The task: Reproduce all of the rows below, replacing "Backspace" with "Delete" wherever it occurs and changing nothing else.

Dataset entries:
◆ ◆ ◆ ◆ ◆
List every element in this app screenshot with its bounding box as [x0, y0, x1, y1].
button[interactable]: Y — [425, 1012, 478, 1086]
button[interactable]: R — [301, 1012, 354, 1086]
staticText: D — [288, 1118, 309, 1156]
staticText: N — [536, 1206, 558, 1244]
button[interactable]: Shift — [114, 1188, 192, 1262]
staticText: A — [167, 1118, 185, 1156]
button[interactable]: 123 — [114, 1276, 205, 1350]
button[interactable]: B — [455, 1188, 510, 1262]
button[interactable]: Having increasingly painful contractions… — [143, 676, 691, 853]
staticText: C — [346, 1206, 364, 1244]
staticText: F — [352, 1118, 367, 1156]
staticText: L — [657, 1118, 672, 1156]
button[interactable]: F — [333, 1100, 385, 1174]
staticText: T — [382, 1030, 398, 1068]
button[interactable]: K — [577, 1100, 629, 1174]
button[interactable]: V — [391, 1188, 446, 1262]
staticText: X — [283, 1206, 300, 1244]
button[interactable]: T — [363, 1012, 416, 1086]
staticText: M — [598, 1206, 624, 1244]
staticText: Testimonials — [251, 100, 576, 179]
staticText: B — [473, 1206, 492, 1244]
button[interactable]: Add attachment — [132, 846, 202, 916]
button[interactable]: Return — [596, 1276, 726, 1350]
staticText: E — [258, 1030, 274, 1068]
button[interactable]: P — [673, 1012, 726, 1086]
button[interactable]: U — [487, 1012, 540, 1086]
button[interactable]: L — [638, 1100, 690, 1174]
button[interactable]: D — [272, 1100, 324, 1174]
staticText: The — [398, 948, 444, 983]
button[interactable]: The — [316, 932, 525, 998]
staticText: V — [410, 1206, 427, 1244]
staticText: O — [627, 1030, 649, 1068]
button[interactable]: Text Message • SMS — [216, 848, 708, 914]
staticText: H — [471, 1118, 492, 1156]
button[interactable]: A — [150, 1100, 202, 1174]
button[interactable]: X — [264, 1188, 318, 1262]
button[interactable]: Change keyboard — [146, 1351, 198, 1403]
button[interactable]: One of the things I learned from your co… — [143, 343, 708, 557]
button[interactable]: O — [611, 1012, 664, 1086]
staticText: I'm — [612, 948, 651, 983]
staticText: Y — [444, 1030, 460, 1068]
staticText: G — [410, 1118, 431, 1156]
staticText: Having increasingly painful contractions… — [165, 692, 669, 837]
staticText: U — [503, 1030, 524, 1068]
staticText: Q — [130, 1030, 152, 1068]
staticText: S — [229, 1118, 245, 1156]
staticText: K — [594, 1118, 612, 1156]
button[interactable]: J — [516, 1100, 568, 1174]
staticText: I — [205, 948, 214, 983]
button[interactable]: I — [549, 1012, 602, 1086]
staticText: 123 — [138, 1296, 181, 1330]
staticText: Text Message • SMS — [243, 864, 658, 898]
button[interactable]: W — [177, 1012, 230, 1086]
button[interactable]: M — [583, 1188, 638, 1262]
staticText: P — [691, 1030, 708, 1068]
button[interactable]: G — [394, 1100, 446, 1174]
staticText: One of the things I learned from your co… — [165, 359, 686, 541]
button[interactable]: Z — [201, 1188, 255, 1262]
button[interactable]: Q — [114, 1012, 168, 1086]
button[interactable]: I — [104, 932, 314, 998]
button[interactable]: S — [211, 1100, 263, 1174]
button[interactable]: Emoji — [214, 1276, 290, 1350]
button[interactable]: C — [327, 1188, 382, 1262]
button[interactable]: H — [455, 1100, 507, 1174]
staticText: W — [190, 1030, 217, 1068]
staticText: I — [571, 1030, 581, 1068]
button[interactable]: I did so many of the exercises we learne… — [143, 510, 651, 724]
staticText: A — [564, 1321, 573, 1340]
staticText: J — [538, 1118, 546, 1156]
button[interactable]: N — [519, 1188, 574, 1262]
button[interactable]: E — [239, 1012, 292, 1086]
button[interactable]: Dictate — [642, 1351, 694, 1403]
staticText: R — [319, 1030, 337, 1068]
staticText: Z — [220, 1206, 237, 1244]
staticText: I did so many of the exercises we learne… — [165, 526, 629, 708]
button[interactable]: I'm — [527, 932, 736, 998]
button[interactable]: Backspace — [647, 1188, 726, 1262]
◆ ◆ ◆ ◆ ◆
Output for this exercise:
List every element in this app screenshot with its bounding box as [x0, y0, x1, y1].
button[interactable]: Y — [425, 1012, 478, 1086]
button[interactable]: R — [301, 1012, 354, 1086]
staticText: D — [288, 1118, 309, 1156]
staticText: N — [536, 1206, 558, 1244]
button[interactable]: Shift — [114, 1188, 192, 1262]
staticText: A — [167, 1118, 185, 1156]
button[interactable]: 123 — [114, 1276, 205, 1350]
button[interactable]: B — [455, 1188, 510, 1262]
button[interactable]: Having increasingly painful contractions… — [143, 676, 691, 853]
staticText: C — [346, 1206, 364, 1244]
staticText: F — [352, 1118, 367, 1156]
staticText: L — [657, 1118, 672, 1156]
button[interactable]: F — [333, 1100, 385, 1174]
staticText: T — [382, 1030, 398, 1068]
button[interactable]: K — [577, 1100, 629, 1174]
button[interactable]: V — [391, 1188, 446, 1262]
staticText: X — [283, 1206, 300, 1244]
button[interactable]: T — [363, 1012, 416, 1086]
staticText: M — [598, 1206, 624, 1244]
staticText: Testimonials — [251, 100, 576, 179]
staticText: B — [473, 1206, 492, 1244]
button[interactable]: Add attachment — [132, 846, 202, 916]
button[interactable]: Return — [596, 1276, 726, 1350]
staticText: E — [258, 1030, 274, 1068]
button[interactable]: P — [673, 1012, 726, 1086]
button[interactable]: U — [487, 1012, 540, 1086]
button[interactable]: L — [638, 1100, 690, 1174]
button[interactable]: D — [272, 1100, 324, 1174]
staticText: The — [398, 948, 444, 983]
button[interactable]: The — [316, 932, 525, 998]
staticText: V — [410, 1206, 427, 1244]
staticText: O — [627, 1030, 649, 1068]
button[interactable]: Text Message • SMS — [216, 848, 708, 914]
staticText: H — [471, 1118, 492, 1156]
button[interactable]: A — [150, 1100, 202, 1174]
button[interactable]: X — [264, 1188, 318, 1262]
button[interactable]: Change keyboard — [146, 1351, 198, 1403]
button[interactable]: One of the things I learned from your co… — [143, 343, 708, 557]
button[interactable]: O — [611, 1012, 664, 1086]
staticText: I'm — [612, 948, 651, 983]
staticText: Y — [444, 1030, 460, 1068]
staticText: G — [410, 1118, 431, 1156]
staticText: Having increasingly painful contractions… — [165, 692, 669, 837]
staticText: U — [503, 1030, 524, 1068]
staticText: Q — [130, 1030, 152, 1068]
staticText: S — [229, 1118, 245, 1156]
staticText: K — [594, 1118, 612, 1156]
button[interactable]: J — [516, 1100, 568, 1174]
staticText: I — [205, 948, 214, 983]
button[interactable]: I — [549, 1012, 602, 1086]
staticText: 123 — [138, 1296, 181, 1330]
staticText: Text Message • SMS — [243, 864, 658, 898]
button[interactable]: W — [177, 1012, 230, 1086]
button[interactable]: M — [583, 1188, 638, 1262]
staticText: P — [691, 1030, 708, 1068]
button[interactable]: G — [394, 1100, 446, 1174]
staticText: One of the things I learned from your co… — [165, 359, 686, 541]
button[interactable]: Z — [201, 1188, 255, 1262]
button[interactable]: Q — [114, 1012, 168, 1086]
button[interactable]: I — [104, 932, 314, 998]
button[interactable]: S — [211, 1100, 263, 1174]
button[interactable]: Emoji — [214, 1276, 290, 1350]
button[interactable]: C — [327, 1188, 382, 1262]
button[interactable]: H — [455, 1100, 507, 1174]
staticText: W — [190, 1030, 217, 1068]
staticText: I — [571, 1030, 581, 1068]
button[interactable]: I did so many of the exercises we learne… — [143, 510, 651, 724]
staticText: A — [564, 1321, 573, 1340]
staticText: J — [538, 1118, 546, 1156]
button[interactable]: N — [519, 1188, 574, 1262]
button[interactable]: E — [239, 1012, 292, 1086]
button[interactable]: Dictate — [642, 1351, 694, 1403]
staticText: R — [319, 1030, 337, 1068]
staticText: Z — [220, 1206, 237, 1244]
staticText: I did so many of the exercises we learne… — [165, 526, 629, 708]
button[interactable]: I'm — [527, 932, 736, 998]
button[interactable]: Delete — [647, 1188, 726, 1262]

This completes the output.